**Written exercise**
Each line below must be set down exactly; omit any image you find.

»»

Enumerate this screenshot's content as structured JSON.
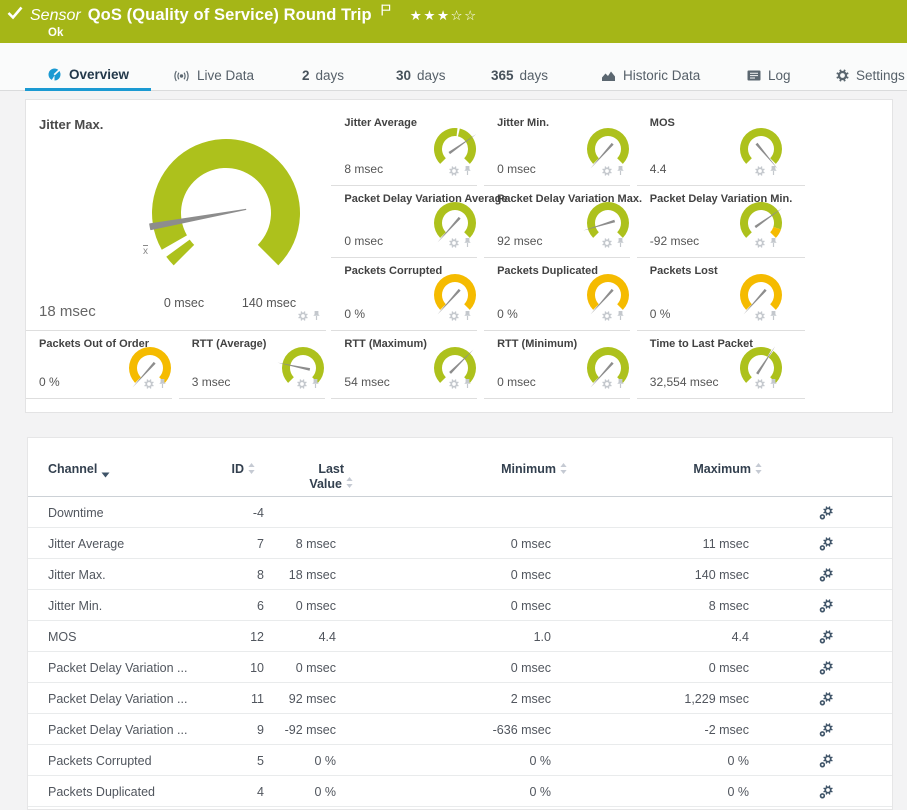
{
  "colors": {
    "brand_green": "#a5b617",
    "gauge_green": "#adc11c",
    "gauge_yellow": "#f5bb00",
    "needle": "#8d8d8d",
    "tab_blue": "#1b9ad2"
  },
  "header": {
    "kind": "Sensor",
    "title": "QoS (Quality of Service) Round Trip",
    "status": "Ok",
    "rating": {
      "filled": 3,
      "total": 5
    }
  },
  "tabs": [
    {
      "id": "overview",
      "icon": "gauge-icon",
      "label": "Overview",
      "active": true
    },
    {
      "id": "live-data",
      "icon": "broadcast-icon",
      "label": "Live Data"
    },
    {
      "id": "2-days",
      "number": "2",
      "label": "days"
    },
    {
      "id": "30-days",
      "number": "30",
      "label": "days"
    },
    {
      "id": "365-days",
      "number": "365",
      "label": "days"
    },
    {
      "id": "historic-data",
      "icon": "chart-icon",
      "label": "Historic Data"
    },
    {
      "id": "log",
      "icon": "log-icon",
      "label": "Log"
    },
    {
      "id": "settings",
      "icon": "gear-icon",
      "label": "Settings"
    }
  ],
  "chart_data": {
    "type": "gauges",
    "main_gauge": {
      "title": "Jitter Max.",
      "value_label": "18 msec",
      "value": 18,
      "scale_min_label": "0 msec",
      "scale_max_label": "140 msec",
      "scale_min": 0,
      "scale_max": 140,
      "color": "#adc11c",
      "needle_deg": 190.3,
      "avg_marker_deg": 213
    },
    "small_gauges": [
      {
        "title": "Jitter Average",
        "value_label": "8 msec",
        "color": "#adc11c",
        "needle_deg": 35,
        "notch_deg": 80
      },
      {
        "title": "Jitter Min.",
        "value_label": "0 msec",
        "color": "#adc11c",
        "needle_deg": 228
      },
      {
        "title": "MOS",
        "value_label": "4.4",
        "color": "#adc11c",
        "needle_deg": -50
      },
      {
        "title": "Packet Delay Variation Average",
        "value_label": "0 msec",
        "color": "#adc11c",
        "needle_deg": 228
      },
      {
        "title": "Packet Delay Variation Max.",
        "value_label": "92 msec",
        "color": "#adc11c",
        "needle_deg": 197
      },
      {
        "title": "Packet Delay Variation Min.",
        "value_label": "-92 msec",
        "color": "#adc11c",
        "needle_deg": 35,
        "end_segment": {
          "from_deg": -18,
          "color": "#f5bb00"
        }
      },
      {
        "title": "Packets Corrupted",
        "value_label": "0 %",
        "color": "#f5bb00",
        "needle_deg": 228
      },
      {
        "title": "Packets Duplicated",
        "value_label": "0 %",
        "color": "#f5bb00",
        "needle_deg": 228
      },
      {
        "title": "Packets Lost",
        "value_label": "0 %",
        "color": "#f5bb00",
        "needle_deg": 228
      },
      {
        "title": "Packets Out of Order",
        "value_label": "0 %",
        "color": "#f5bb00",
        "needle_deg": 228
      },
      {
        "title": "RTT (Average)",
        "value_label": "3 msec",
        "color": "#adc11c",
        "needle_deg": 168
      },
      {
        "title": "RTT (Maximum)",
        "value_label": "54 msec",
        "color": "#adc11c",
        "needle_deg": 45
      },
      {
        "title": "RTT (Minimum)",
        "value_label": "0 msec",
        "color": "#adc11c",
        "needle_deg": 228
      },
      {
        "title": "Time to Last Packet",
        "value_label": "32,554 msec",
        "color": "#adc11c",
        "needle_deg": 57,
        "notch_deg": 57
      }
    ]
  },
  "table": {
    "columns": {
      "channel": "Channel",
      "id": "ID",
      "last_line1": "Last",
      "last_line2": "Value",
      "minimum": "Minimum",
      "maximum": "Maximum"
    },
    "rows": [
      {
        "channel": "Downtime",
        "id": "-4",
        "last": "",
        "min": "",
        "max": ""
      },
      {
        "channel": "Jitter Average",
        "id": "7",
        "last": "8 msec",
        "min": "0 msec",
        "max": "11 msec"
      },
      {
        "channel": "Jitter Max.",
        "id": "8",
        "last": "18 msec",
        "min": "0 msec",
        "max": "140 msec"
      },
      {
        "channel": "Jitter Min.",
        "id": "6",
        "last": "0 msec",
        "min": "0 msec",
        "max": "8 msec"
      },
      {
        "channel": "MOS",
        "id": "12",
        "last": "4.4",
        "min": "1.0",
        "max": "4.4"
      },
      {
        "channel": "Packet Delay Variation ...",
        "id": "10",
        "last": "0 msec",
        "min": "0 msec",
        "max": "0 msec"
      },
      {
        "channel": "Packet Delay Variation ...",
        "id": "11",
        "last": "92 msec",
        "min": "2 msec",
        "max": "1,229 msec"
      },
      {
        "channel": "Packet Delay Variation ...",
        "id": "9",
        "last": "-92 msec",
        "min": "-636 msec",
        "max": "-2 msec"
      },
      {
        "channel": "Packets Corrupted",
        "id": "5",
        "last": "0 %",
        "min": "0 %",
        "max": "0 %"
      },
      {
        "channel": "Packets Duplicated",
        "id": "4",
        "last": "0 %",
        "min": "0 %",
        "max": "0 %"
      }
    ]
  }
}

««

**Exercise result**
Enumerate this screenshot's content as structured JSON.
{
  "colors": {
    "brand_green": "#a5b617",
    "gauge_green": "#adc11c",
    "gauge_yellow": "#f5bb00",
    "needle": "#8d8d8d",
    "tab_blue": "#1b9ad2"
  },
  "header": {
    "kind": "Sensor",
    "title": "QoS (Quality of Service) Round Trip",
    "status": "Ok",
    "rating": {
      "filled": 3,
      "total": 5
    }
  },
  "tabs": [
    {
      "id": "overview",
      "icon": "gauge-icon",
      "label": "Overview",
      "active": true
    },
    {
      "id": "live-data",
      "icon": "broadcast-icon",
      "label": "Live Data"
    },
    {
      "id": "2-days",
      "number": "2",
      "label": "days"
    },
    {
      "id": "30-days",
      "number": "30",
      "label": "days"
    },
    {
      "id": "365-days",
      "number": "365",
      "label": "days"
    },
    {
      "id": "historic-data",
      "icon": "chart-icon",
      "label": "Historic Data"
    },
    {
      "id": "log",
      "icon": "log-icon",
      "label": "Log"
    },
    {
      "id": "settings",
      "icon": "gear-icon",
      "label": "Settings"
    }
  ],
  "chart_data": {
    "type": "gauges",
    "main_gauge": {
      "title": "Jitter Max.",
      "value_label": "18 msec",
      "value": 18,
      "scale_min_label": "0 msec",
      "scale_max_label": "140 msec",
      "scale_min": 0,
      "scale_max": 140,
      "color": "#adc11c",
      "needle_deg": 190.3,
      "avg_marker_deg": 213
    },
    "small_gauges": [
      {
        "title": "Jitter Average",
        "value_label": "8 msec",
        "color": "#adc11c",
        "needle_deg": 35,
        "notch_deg": 80
      },
      {
        "title": "Jitter Min.",
        "value_label": "0 msec",
        "color": "#adc11c",
        "needle_deg": 228
      },
      {
        "title": "MOS",
        "value_label": "4.4",
        "color": "#adc11c",
        "needle_deg": -50
      },
      {
        "title": "Packet Delay Variation Average",
        "value_label": "0 msec",
        "color": "#adc11c",
        "needle_deg": 228
      },
      {
        "title": "Packet Delay Variation Max.",
        "value_label": "92 msec",
        "color": "#adc11c",
        "needle_deg": 197
      },
      {
        "title": "Packet Delay Variation Min.",
        "value_label": "-92 msec",
        "color": "#adc11c",
        "needle_deg": 35,
        "end_segment": {
          "from_deg": -18,
          "color": "#f5bb00"
        }
      },
      {
        "title": "Packets Corrupted",
        "value_label": "0 %",
        "color": "#f5bb00",
        "needle_deg": 228
      },
      {
        "title": "Packets Duplicated",
        "value_label": "0 %",
        "color": "#f5bb00",
        "needle_deg": 228
      },
      {
        "title": "Packets Lost",
        "value_label": "0 %",
        "color": "#f5bb00",
        "needle_deg": 228
      },
      {
        "title": "Packets Out of Order",
        "value_label": "0 %",
        "color": "#f5bb00",
        "needle_deg": 228
      },
      {
        "title": "RTT (Average)",
        "value_label": "3 msec",
        "color": "#adc11c",
        "needle_deg": 168
      },
      {
        "title": "RTT (Maximum)",
        "value_label": "54 msec",
        "color": "#adc11c",
        "needle_deg": 45
      },
      {
        "title": "RTT (Minimum)",
        "value_label": "0 msec",
        "color": "#adc11c",
        "needle_deg": 228
      },
      {
        "title": "Time to Last Packet",
        "value_label": "32,554 msec",
        "color": "#adc11c",
        "needle_deg": 57,
        "notch_deg": 57
      }
    ]
  },
  "table": {
    "columns": {
      "channel": "Channel",
      "id": "ID",
      "last_line1": "Last",
      "last_line2": "Value",
      "minimum": "Minimum",
      "maximum": "Maximum"
    },
    "rows": [
      {
        "channel": "Downtime",
        "id": "-4",
        "last": "",
        "min": "",
        "max": ""
      },
      {
        "channel": "Jitter Average",
        "id": "7",
        "last": "8 msec",
        "min": "0 msec",
        "max": "11 msec"
      },
      {
        "channel": "Jitter Max.",
        "id": "8",
        "last": "18 msec",
        "min": "0 msec",
        "max": "140 msec"
      },
      {
        "channel": "Jitter Min.",
        "id": "6",
        "last": "0 msec",
        "min": "0 msec",
        "max": "8 msec"
      },
      {
        "channel": "MOS",
        "id": "12",
        "last": "4.4",
        "min": "1.0",
        "max": "4.4"
      },
      {
        "channel": "Packet Delay Variation ...",
        "id": "10",
        "last": "0 msec",
        "min": "0 msec",
        "max": "0 msec"
      },
      {
        "channel": "Packet Delay Variation ...",
        "id": "11",
        "last": "92 msec",
        "min": "2 msec",
        "max": "1,229 msec"
      },
      {
        "channel": "Packet Delay Variation ...",
        "id": "9",
        "last": "-92 msec",
        "min": "-636 msec",
        "max": "-2 msec"
      },
      {
        "channel": "Packets Corrupted",
        "id": "5",
        "last": "0 %",
        "min": "0 %",
        "max": "0 %"
      },
      {
        "channel": "Packets Duplicated",
        "id": "4",
        "last": "0 %",
        "min": "0 %",
        "max": "0 %"
      }
    ]
  }
}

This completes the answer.